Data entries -
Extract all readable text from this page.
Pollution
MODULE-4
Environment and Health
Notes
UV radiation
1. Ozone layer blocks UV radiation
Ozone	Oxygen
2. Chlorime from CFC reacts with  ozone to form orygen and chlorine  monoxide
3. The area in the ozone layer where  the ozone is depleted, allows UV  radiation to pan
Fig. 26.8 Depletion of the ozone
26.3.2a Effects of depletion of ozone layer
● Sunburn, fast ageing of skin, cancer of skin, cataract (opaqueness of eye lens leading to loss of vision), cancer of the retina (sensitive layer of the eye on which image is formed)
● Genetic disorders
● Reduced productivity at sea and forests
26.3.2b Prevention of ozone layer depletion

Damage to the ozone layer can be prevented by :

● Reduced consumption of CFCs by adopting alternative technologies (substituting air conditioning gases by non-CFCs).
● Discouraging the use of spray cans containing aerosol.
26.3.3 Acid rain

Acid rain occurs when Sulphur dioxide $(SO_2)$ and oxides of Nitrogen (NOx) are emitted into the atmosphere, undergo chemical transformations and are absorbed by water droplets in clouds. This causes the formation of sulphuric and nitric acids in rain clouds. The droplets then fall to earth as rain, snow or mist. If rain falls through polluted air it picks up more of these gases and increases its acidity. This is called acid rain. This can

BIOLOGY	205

STATED TASK - Working from the material above, retype it in its entirety without change.

EXERCISE RESPONSE -
Extract all readable text from this page.
Pollution
MODULE-4
Environment and Health
Notes
UV radiation
1. Ozone layer blocks UV radiation
Ozone	Oxygen
2. Chlorime from CFC reacts with  ozone to form orygen and chlorine  monoxide
3. The area in the ozone layer where  the ozone is depleted, allows UV  radiation to pan
Fig. 26.8 Depletion of the ozone
26.3.2a Effects of depletion of ozone layer
● Sunburn, fast ageing of skin, cancer of skin, cataract (opaqueness of eye lens leading to loss of vision), cancer of the retina (sensitive layer of the eye on which image is formed)
● Genetic disorders
● Reduced productivity at sea and forests
26.3.2b Prevention of ozone layer depletion

Damage to the ozone layer can be prevented by :

● Reduced consumption of CFCs by adopting alternative technologies (substituting air conditioning gases by non-CFCs).
● Discouraging the use of spray cans containing aerosol.
26.3.3 Acid rain

Acid rain occurs when Sulphur dioxide $(SO_2)$ and oxides of Nitrogen (NOx) are emitted into the atmosphere, undergo chemical transformations and are absorbed by water droplets in clouds. This causes the formation of sulphuric and nitric acids in rain clouds. The droplets then fall to earth as rain, snow or mist. If rain falls through polluted air it picks up more of these gases and increases its acidity. This is called acid rain. This can

BIOLOGY	205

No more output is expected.